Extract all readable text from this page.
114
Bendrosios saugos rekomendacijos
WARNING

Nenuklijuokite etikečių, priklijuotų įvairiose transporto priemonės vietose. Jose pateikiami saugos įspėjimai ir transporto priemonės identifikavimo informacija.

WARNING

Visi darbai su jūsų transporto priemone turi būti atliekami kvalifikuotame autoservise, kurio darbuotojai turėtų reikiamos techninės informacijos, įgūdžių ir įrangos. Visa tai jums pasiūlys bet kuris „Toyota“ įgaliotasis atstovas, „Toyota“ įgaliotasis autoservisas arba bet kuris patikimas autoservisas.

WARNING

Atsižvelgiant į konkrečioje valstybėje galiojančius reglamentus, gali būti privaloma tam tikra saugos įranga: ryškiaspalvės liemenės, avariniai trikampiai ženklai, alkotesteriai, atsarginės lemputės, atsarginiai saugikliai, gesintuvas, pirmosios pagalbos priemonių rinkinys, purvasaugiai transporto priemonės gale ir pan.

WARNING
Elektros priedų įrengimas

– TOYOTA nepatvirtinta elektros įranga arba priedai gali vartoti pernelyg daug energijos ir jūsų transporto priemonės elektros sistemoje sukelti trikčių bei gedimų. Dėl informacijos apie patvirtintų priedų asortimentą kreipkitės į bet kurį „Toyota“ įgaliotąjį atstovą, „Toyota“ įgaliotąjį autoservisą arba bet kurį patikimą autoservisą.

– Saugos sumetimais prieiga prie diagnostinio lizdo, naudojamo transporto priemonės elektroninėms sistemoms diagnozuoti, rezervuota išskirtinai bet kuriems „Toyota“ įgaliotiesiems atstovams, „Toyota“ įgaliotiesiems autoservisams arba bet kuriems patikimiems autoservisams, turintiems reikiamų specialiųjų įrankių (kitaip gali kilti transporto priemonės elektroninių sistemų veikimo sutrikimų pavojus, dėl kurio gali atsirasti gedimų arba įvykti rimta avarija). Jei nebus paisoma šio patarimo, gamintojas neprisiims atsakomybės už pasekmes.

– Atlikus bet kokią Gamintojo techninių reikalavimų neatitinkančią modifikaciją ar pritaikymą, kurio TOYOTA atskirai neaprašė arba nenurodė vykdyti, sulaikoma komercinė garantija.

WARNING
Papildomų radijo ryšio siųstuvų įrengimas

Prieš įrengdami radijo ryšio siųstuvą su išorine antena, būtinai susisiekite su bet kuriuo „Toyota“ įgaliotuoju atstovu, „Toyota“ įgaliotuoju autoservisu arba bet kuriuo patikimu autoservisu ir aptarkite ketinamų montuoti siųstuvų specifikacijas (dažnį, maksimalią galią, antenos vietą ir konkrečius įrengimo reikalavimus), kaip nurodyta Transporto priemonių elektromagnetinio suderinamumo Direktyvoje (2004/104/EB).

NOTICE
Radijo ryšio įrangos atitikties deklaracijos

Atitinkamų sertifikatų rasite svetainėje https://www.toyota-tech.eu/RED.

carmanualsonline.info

▸ Task instructions
Reproduce the complete set of lines precisely as supplied.

▸ Answer to the task
Extract all readable text from this page.
114
Bendrosios saugos rekomendacijos
WARNING

Nenuklijuokite etikečių, priklijuotų įvairiose transporto priemonės vietose. Jose pateikiami saugos įspėjimai ir transporto priemonės identifikavimo informacija.

WARNING

Visi darbai su jūsų transporto priemone turi būti atliekami kvalifikuotame autoservise, kurio darbuotojai turėtų reikiamos techninės informacijos, įgūdžių ir įrangos. Visa tai jums pasiūlys bet kuris „Toyota“ įgaliotasis atstovas, „Toyota“ įgaliotasis autoservisas arba bet kuris patikimas autoservisas.

WARNING

Atsižvelgiant į konkrečioje valstybėje galiojančius reglamentus, gali būti privaloma tam tikra saugos įranga: ryškiaspalvės liemenės, avariniai trikampiai ženklai, alkotesteriai, atsarginės lemputės, atsarginiai saugikliai, gesintuvas, pirmosios pagalbos priemonių rinkinys, purvasaugiai transporto priemonės gale ir pan.

WARNING
Elektros priedų įrengimas

– TOYOTA nepatvirtinta elektros įranga arba priedai gali vartoti pernelyg daug energijos ir jūsų transporto priemonės elektros sistemoje sukelti trikčių bei gedimų. Dėl informacijos apie patvirtintų priedų asortimentą kreipkitės į bet kurį „Toyota“ įgaliotąjį atstovą, „Toyota“ įgaliotąjį autoservisą arba bet kurį patikimą autoservisą.

– Saugos sumetimais prieiga prie diagnostinio lizdo, naudojamo transporto priemonės elektroninėms sistemoms diagnozuoti, rezervuota išskirtinai bet kuriems „Toyota“ įgaliotiesiems atstovams, „Toyota“ įgaliotiesiems autoservisams arba bet kuriems patikimiems autoservisams, turintiems reikiamų specialiųjų įrankių (kitaip gali kilti transporto priemonės elektroninių sistemų veikimo sutrikimų pavojus, dėl kurio gali atsirasti gedimų arba įvykti rimta avarija). Jei nebus paisoma šio patarimo, gamintojas neprisiims atsakomybės už pasekmes.

– Atlikus bet kokią Gamintojo techninių reikalavimų neatitinkančią modifikaciją ar pritaikymą, kurio TOYOTA atskirai neaprašė arba nenurodė vykdyti, sulaikoma komercinė garantija.

WARNING
Papildomų radijo ryšio siųstuvų įrengimas

Prieš įrengdami radijo ryšio siųstuvą su išorine antena, būtinai susisiekite su bet kuriuo „Toyota“ įgaliotuoju atstovu, „Toyota“ įgaliotuoju autoservisu arba bet kuriuo patikimu autoservisu ir aptarkite ketinamų montuoti siųstuvų specifikacijas (dažnį, maksimalią galią, antenos vietą ir konkrečius įrengimo reikalavimus), kaip nurodyta Transporto priemonių elektromagnetinio suderinamumo Direktyvoje (2004/104/EB).

NOTICE
Radijo ryšio įrangos atitikties deklaracijos

Atitinkamų sertifikatų rasite svetainėje https://www.toyota-tech.eu/RED.

carmanualsonline.info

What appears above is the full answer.